▸ Task to complete
Your task is to gather the lines below that hold the string "bibliograficzny".

▸ Supplied information

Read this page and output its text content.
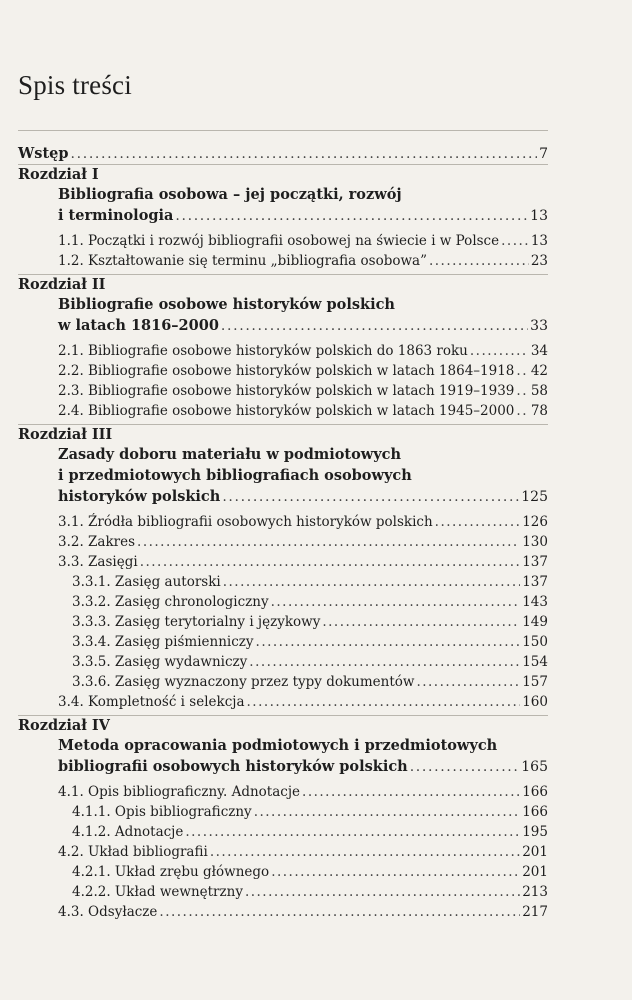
Spis treści
Wstęp . . .	7
Rozdział I
Bibliografia osobowa – jej początki, rozwój
i terminologia . . .	13
1.1. Początki i rozwój bibliografii osobowej na świecie i w Polsce . . . 13
1.2. Kształtowanie się terminu „bibliografia osobowa” . . .	23
Rozdział II
Bibliografie osobowe historyków polskich
w latach 1816–2000 . . .	33
2.1. Bibliografie osobowe historyków polskich do 1863 roku . . .	34
2.2. Bibliografie osobowe historyków polskich w latach 1864–1918 . . . 42
2.3. Bibliografie osobowe historyków polskich w latach 1919–1939 . . . 58
2.4. Bibliografie osobowe historyków polskich w latach 1945–2000 . . . 78
Rozdział III
Zasady doboru materiału w podmiotowych
i przedmiotowych bibliografiach osobowych
historyków polskich . . .	125
3.1. Źródła bibliografii osobowych historyków polskich . . .	126
3.2. Zakres . . .	130
3.3. Zasięgi . . .	137
3.3.1. Zasięg autorski . . .	137
3.3.2. Zasięg chronologiczny . . .	143
3.3.3. Zasięg terytorialny i językowy . . .	149
3.3.4. Zasięg piśmienniczy . . .	150
3.3.5. Zasięg wydawniczy . . .	154
3.3.6. Zasięg wyznaczony przez typy dokumentów . . .	157
3.4. Kompletność i selekcja . . .	160
Rozdział IV
Metoda opracowania podmiotowych i przedmiotowych
bibliografii osobowych historyków polskich . . .	165
4.1. Opis bibliograficzny. Adnotacje . . .	166
4.1.1. Opis bibliograficzny . . .	166
4.1.2. Adnotacje . . .	195
4.2. Układ bibliografii . . .	201
4.2.1. Układ zrębu głównego . . .	201
4.2.2. Układ wewnętrzny . . .	213
4.3. Odsyłacze . . .	217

▸ Task result
4.1. Opis bibliograficzny. Adnotacje . . .	166
4.1.1. Opis bibliograficzny . . .	166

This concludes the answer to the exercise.